#### RECORD LIST
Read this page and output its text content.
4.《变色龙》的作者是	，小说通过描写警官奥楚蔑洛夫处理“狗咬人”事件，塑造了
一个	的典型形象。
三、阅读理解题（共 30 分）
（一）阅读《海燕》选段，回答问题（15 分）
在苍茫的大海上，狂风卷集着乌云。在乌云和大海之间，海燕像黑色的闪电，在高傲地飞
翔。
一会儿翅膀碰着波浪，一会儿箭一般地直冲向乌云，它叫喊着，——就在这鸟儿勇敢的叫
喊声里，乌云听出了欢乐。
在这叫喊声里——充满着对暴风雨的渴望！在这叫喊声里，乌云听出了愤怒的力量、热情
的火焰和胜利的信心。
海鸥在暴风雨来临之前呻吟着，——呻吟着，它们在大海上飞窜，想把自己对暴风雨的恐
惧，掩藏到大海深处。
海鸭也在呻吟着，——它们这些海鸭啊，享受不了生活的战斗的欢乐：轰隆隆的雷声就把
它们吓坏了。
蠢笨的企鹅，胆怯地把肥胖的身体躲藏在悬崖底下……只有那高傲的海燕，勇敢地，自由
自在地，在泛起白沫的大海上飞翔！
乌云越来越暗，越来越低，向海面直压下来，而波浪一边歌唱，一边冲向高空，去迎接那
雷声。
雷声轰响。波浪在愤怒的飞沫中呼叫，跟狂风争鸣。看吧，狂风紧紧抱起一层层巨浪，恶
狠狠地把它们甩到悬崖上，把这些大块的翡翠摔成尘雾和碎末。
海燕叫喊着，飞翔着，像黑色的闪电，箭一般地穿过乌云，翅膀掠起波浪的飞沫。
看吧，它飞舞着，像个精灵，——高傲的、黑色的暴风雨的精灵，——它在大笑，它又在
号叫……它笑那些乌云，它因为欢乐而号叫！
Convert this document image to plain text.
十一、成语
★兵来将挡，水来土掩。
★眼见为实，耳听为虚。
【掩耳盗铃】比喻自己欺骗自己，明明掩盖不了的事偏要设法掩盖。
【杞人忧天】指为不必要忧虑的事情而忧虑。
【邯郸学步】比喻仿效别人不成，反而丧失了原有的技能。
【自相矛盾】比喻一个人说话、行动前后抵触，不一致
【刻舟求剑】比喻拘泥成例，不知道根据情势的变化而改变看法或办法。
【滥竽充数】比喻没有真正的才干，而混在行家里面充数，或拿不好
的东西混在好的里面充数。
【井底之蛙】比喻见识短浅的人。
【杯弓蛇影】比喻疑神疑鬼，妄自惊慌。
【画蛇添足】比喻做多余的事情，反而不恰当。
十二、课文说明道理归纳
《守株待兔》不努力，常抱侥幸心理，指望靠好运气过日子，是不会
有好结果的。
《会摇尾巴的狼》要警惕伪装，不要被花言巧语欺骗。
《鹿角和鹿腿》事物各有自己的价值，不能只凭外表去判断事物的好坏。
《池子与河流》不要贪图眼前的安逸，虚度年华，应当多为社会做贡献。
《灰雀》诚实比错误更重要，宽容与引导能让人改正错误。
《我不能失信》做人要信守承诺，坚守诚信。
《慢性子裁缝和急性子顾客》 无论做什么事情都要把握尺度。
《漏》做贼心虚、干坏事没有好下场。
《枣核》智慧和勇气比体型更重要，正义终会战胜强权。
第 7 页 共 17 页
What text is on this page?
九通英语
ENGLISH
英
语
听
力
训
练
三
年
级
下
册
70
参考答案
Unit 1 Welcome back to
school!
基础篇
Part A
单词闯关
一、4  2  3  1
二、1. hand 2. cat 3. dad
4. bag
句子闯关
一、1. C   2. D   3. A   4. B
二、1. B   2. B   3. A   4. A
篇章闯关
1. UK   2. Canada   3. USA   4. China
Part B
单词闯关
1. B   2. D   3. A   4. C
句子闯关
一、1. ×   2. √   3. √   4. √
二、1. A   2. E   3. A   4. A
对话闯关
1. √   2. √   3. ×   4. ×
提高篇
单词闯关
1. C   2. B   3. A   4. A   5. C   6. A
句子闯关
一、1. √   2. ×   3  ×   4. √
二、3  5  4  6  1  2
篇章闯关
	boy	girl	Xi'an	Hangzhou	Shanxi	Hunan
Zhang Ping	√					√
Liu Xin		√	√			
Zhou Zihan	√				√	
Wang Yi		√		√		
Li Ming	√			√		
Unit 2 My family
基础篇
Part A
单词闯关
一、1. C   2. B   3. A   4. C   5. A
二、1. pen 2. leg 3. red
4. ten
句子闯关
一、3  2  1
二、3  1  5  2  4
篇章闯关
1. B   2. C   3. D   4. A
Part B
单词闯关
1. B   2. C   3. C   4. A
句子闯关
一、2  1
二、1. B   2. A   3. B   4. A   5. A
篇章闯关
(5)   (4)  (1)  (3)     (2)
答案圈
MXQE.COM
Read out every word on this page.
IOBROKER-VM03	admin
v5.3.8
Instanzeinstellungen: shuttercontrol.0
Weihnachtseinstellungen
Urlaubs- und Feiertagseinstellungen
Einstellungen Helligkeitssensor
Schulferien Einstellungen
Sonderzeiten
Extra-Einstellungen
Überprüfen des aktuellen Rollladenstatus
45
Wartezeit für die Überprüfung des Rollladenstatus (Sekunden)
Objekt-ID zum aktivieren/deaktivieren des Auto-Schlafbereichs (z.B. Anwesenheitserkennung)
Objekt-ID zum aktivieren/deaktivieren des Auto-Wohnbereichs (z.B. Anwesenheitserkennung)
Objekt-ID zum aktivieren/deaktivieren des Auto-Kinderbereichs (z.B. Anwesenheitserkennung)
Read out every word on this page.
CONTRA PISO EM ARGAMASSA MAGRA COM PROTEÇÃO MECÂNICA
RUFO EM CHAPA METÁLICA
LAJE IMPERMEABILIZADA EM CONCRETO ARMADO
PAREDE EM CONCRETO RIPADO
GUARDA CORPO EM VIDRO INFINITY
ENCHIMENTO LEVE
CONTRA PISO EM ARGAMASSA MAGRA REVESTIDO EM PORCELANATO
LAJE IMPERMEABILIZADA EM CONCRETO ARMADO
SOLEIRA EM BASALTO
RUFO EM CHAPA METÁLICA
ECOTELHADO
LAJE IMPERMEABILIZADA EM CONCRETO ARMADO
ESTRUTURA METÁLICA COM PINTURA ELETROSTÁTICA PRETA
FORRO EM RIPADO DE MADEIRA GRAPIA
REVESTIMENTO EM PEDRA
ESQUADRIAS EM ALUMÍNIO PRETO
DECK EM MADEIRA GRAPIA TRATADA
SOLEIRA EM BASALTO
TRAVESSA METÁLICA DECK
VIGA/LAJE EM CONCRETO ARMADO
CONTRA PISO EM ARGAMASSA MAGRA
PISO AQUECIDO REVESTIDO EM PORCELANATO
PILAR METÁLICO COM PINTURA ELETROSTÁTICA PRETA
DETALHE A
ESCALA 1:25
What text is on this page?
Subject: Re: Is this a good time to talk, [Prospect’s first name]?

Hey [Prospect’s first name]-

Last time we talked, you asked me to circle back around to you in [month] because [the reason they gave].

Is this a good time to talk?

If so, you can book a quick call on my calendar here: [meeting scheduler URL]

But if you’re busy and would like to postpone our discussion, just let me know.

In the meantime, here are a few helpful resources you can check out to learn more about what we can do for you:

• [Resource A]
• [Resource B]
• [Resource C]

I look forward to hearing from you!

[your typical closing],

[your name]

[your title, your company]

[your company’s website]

#### AIM OF THE TASK
Each line above must be reproduced exactly as it stands.

#### EXERCISE OUTPUT
Read this page and output its text content.
4.《变色龙》的作者是	，小说通过描写警官奥楚蔑洛夫处理“狗咬人”事件，塑造了
一个	的典型形象。
三、阅读理解题（共 30 分）
（一）阅读《海燕》选段，回答问题（15 分）
在苍茫的大海上，狂风卷集着乌云。在乌云和大海之间，海燕像黑色的闪电，在高傲地飞
翔。
一会儿翅膀碰着波浪，一会儿箭一般地直冲向乌云，它叫喊着，——就在这鸟儿勇敢的叫
喊声里，乌云听出了欢乐。
在这叫喊声里——充满着对暴风雨的渴望！在这叫喊声里，乌云听出了愤怒的力量、热情
的火焰和胜利的信心。
海鸥在暴风雨来临之前呻吟着，——呻吟着，它们在大海上飞窜，想把自己对暴风雨的恐
惧，掩藏到大海深处。
海鸭也在呻吟着，——它们这些海鸭啊，享受不了生活的战斗的欢乐：轰隆隆的雷声就把
它们吓坏了。
蠢笨的企鹅，胆怯地把肥胖的身体躲藏在悬崖底下……只有那高傲的海燕，勇敢地，自由
自在地，在泛起白沫的大海上飞翔！
乌云越来越暗，越来越低，向海面直压下来，而波浪一边歌唱，一边冲向高空，去迎接那
雷声。
雷声轰响。波浪在愤怒的飞沫中呼叫，跟狂风争鸣。看吧，狂风紧紧抱起一层层巨浪，恶
狠狠地把它们甩到悬崖上，把这些大块的翡翠摔成尘雾和碎末。
海燕叫喊着，飞翔着，像黑色的闪电，箭一般地穿过乌云，翅膀掠起波浪的飞沫。
看吧，它飞舞着，像个精灵，——高傲的、黑色的暴风雨的精灵，——它在大笑，它又在
号叫……它笑那些乌云，它因为欢乐而号叫！
Convert this document image to plain text.
十一、成语
★兵来将挡，水来土掩。
★眼见为实，耳听为虚。
【掩耳盗铃】比喻自己欺骗自己，明明掩盖不了的事偏要设法掩盖。
【杞人忧天】指为不必要忧虑的事情而忧虑。
【邯郸学步】比喻仿效别人不成，反而丧失了原有的技能。
【自相矛盾】比喻一个人说话、行动前后抵触，不一致
【刻舟求剑】比喻拘泥成例，不知道根据情势的变化而改变看法或办法。
【滥竽充数】比喻没有真正的才干，而混在行家里面充数，或拿不好
的东西混在好的里面充数。
【井底之蛙】比喻见识短浅的人。
【杯弓蛇影】比喻疑神疑鬼，妄自惊慌。
【画蛇添足】比喻做多余的事情，反而不恰当。
十二、课文说明道理归纳
《守株待兔》不努力，常抱侥幸心理，指望靠好运气过日子，是不会
有好结果的。
《会摇尾巴的狼》要警惕伪装，不要被花言巧语欺骗。
《鹿角和鹿腿》事物各有自己的价值，不能只凭外表去判断事物的好坏。
《池子与河流》不要贪图眼前的安逸，虚度年华，应当多为社会做贡献。
《灰雀》诚实比错误更重要，宽容与引导能让人改正错误。
《我不能失信》做人要信守承诺，坚守诚信。
《慢性子裁缝和急性子顾客》 无论做什么事情都要把握尺度。
《漏》做贼心虚、干坏事没有好下场。
《枣核》智慧和勇气比体型更重要，正义终会战胜强权。
第 7 页 共 17 页
What text is on this page?
九通英语
ENGLISH
英
语
听
力
训
练
三
年
级
下
册
70
参考答案
Unit 1 Welcome back to
school!
基础篇
Part A
单词闯关
一、4  2  3  1
二、1. hand 2. cat 3. dad
4. bag
句子闯关
一、1. C   2. D   3. A   4. B
二、1. B   2. B   3. A   4. A
篇章闯关
1. UK   2. Canada   3. USA   4. China
Part B
单词闯关
1. B   2. D   3. A   4. C
句子闯关
一、1. ×   2. √   3. √   4. √
二、1. A   2. E   3. A   4. A
对话闯关
1. √   2. √   3. ×   4. ×
提高篇
单词闯关
1. C   2. B   3. A   4. A   5. C   6. A
句子闯关
一、1. √   2. ×   3  ×   4. √
二、3  5  4  6  1  2
篇章闯关
	boy	girl	Xi'an	Hangzhou	Shanxi	Hunan
Zhang Ping	√					√
Liu Xin		√	√			
Zhou Zihan	√				√	
Wang Yi		√		√		
Li Ming	√			√		
Unit 2 My family
基础篇
Part A
单词闯关
一、1. C   2. B   3. A   4. C   5. A
二、1. pen 2. leg 3. red
4. ten
句子闯关
一、3  2  1
二、3  1  5  2  4
篇章闯关
1. B   2. C   3. D   4. A
Part B
单词闯关
1. B   2. C   3. C   4. A
句子闯关
一、2  1
二、1. B   2. A   3. B   4. A   5. A
篇章闯关
(5)   (4)  (1)  (3)     (2)
答案圈
MXQE.COM
Read out every word on this page.
IOBROKER-VM03	admin
v5.3.8
Instanzeinstellungen: shuttercontrol.0
Weihnachtseinstellungen
Urlaubs- und Feiertagseinstellungen
Einstellungen Helligkeitssensor
Schulferien Einstellungen
Sonderzeiten
Extra-Einstellungen
Überprüfen des aktuellen Rollladenstatus
45
Wartezeit für die Überprüfung des Rollladenstatus (Sekunden)
Objekt-ID zum aktivieren/deaktivieren des Auto-Schlafbereichs (z.B. Anwesenheitserkennung)
Objekt-ID zum aktivieren/deaktivieren des Auto-Wohnbereichs (z.B. Anwesenheitserkennung)
Objekt-ID zum aktivieren/deaktivieren des Auto-Kinderbereichs (z.B. Anwesenheitserkennung)
Read out every word on this page.
CONTRA PISO EM ARGAMASSA MAGRA COM PROTEÇÃO MECÂNICA
RUFO EM CHAPA METÁLICA
LAJE IMPERMEABILIZADA EM CONCRETO ARMADO
PAREDE EM CONCRETO RIPADO
GUARDA CORPO EM VIDRO INFINITY
ENCHIMENTO LEVE
CONTRA PISO EM ARGAMASSA MAGRA REVESTIDO EM PORCELANATO
LAJE IMPERMEABILIZADA EM CONCRETO ARMADO
SOLEIRA EM BASALTO
RUFO EM CHAPA METÁLICA
ECOTELHADO
LAJE IMPERMEABILIZADA EM CONCRETO ARMADO
ESTRUTURA METÁLICA COM PINTURA ELETROSTÁTICA PRETA
FORRO EM RIPADO DE MADEIRA GRAPIA
REVESTIMENTO EM PEDRA
ESQUADRIAS EM ALUMÍNIO PRETO
DECK EM MADEIRA GRAPIA TRATADA
SOLEIRA EM BASALTO
TRAVESSA METÁLICA DECK
VIGA/LAJE EM CONCRETO ARMADO
CONTRA PISO EM ARGAMASSA MAGRA
PISO AQUECIDO REVESTIDO EM PORCELANATO
PILAR METÁLICO COM PINTURA ELETROSTÁTICA PRETA
DETALHE A
ESCALA 1:25
What text is on this page?
Subject: Re: Is this a good time to talk, [Prospect’s first name]?

Hey [Prospect’s first name]-

Last time we talked, you asked me to circle back around to you in [month] because [the reason they gave].

Is this a good time to talk?

If so, you can book a quick call on my calendar here: [meeting scheduler URL]

But if you’re busy and would like to postpone our discussion, just let me know.

In the meantime, here are a few helpful resources you can check out to learn more about what we can do for you:

• [Resource A]
• [Resource B]
• [Resource C]

I look forward to hearing from you!

[your typical closing],

[your name]

[your title, your company]

[your company’s website]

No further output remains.